=== TASK OBJECTIVE ===
How many lines of these entries include the string "Points"? State the number alone.

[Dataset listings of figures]
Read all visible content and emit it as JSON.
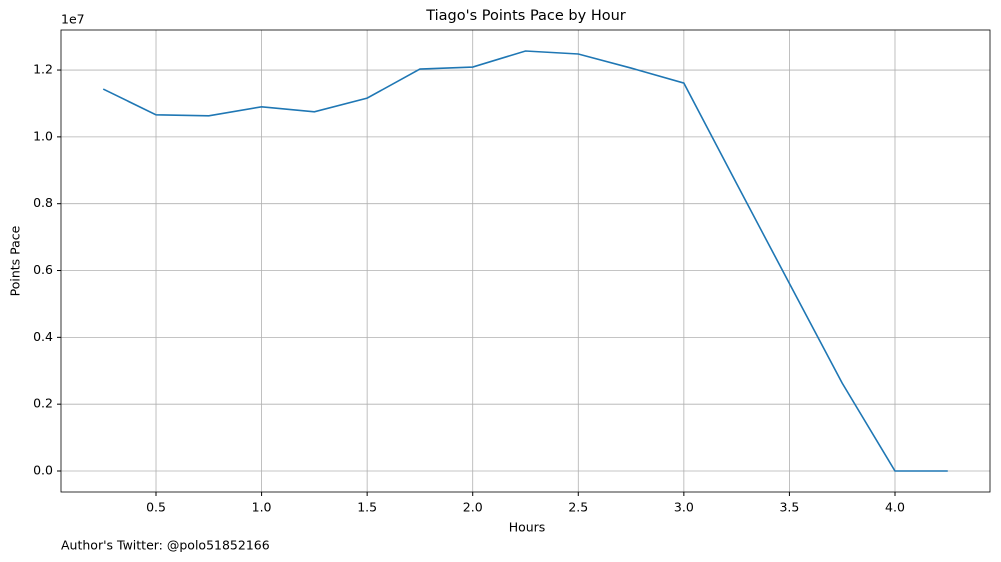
{
  "chart_data": {
    "type": "line",
    "title": "Tiago's Points Pace by Hour",
    "x_label": "Hours",
    "y_label": "Points Pace",
    "y_offset_label": "1e7",
    "footnote": "Author's Twitter: @polo51852166",
    "x": [
      0.25,
      0.5,
      0.75,
      1.0,
      1.25,
      1.5,
      1.75,
      2.0,
      2.25,
      2.5,
      2.75,
      3.0,
      3.25,
      3.5,
      3.75,
      4.0,
      4.25
    ],
    "series": [
      {
        "name": "Points Pace",
        "color": "#1f77b4",
        "values": [
          11430000,
          10660000,
          10630000,
          10900000,
          10750000,
          11160000,
          12030000,
          12090000,
          12570000,
          12480000,
          12060000,
          11610000,
          8600000,
          5610000,
          2630000,
          0,
          0
        ]
      }
    ],
    "xlim": [
      0.05,
      4.45
    ],
    "xticks": [
      0.5,
      {
        "value": 1,
        "label": "1.0"
      },
      1.5,
      {
        "value": 2,
        "label": "2.0"
      },
      2.5,
      {
        "value": 3,
        "label": "3.0"
      },
      3.5,
      {
        "value": 4,
        "label": "4.0"
      }
    ],
    "ylim": [
      -628500,
      13198500
    ],
    "yticks": [
      {
        "value": 0,
        "label": "0.0"
      },
      {
        "value": 2000000,
        "label": "0.2"
      },
      {
        "value": 4000000,
        "label": "0.4"
      },
      {
        "value": 6000000,
        "label": "0.6"
      },
      {
        "value": 8000000,
        "label": "0.8"
      },
      {
        "value": 10000000,
        "label": "1.0"
      },
      {
        "value": 12000000,
        "label": "1.2"
      }
    ],
    "grid": true
  }
}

=== RESULT BELOW ===
3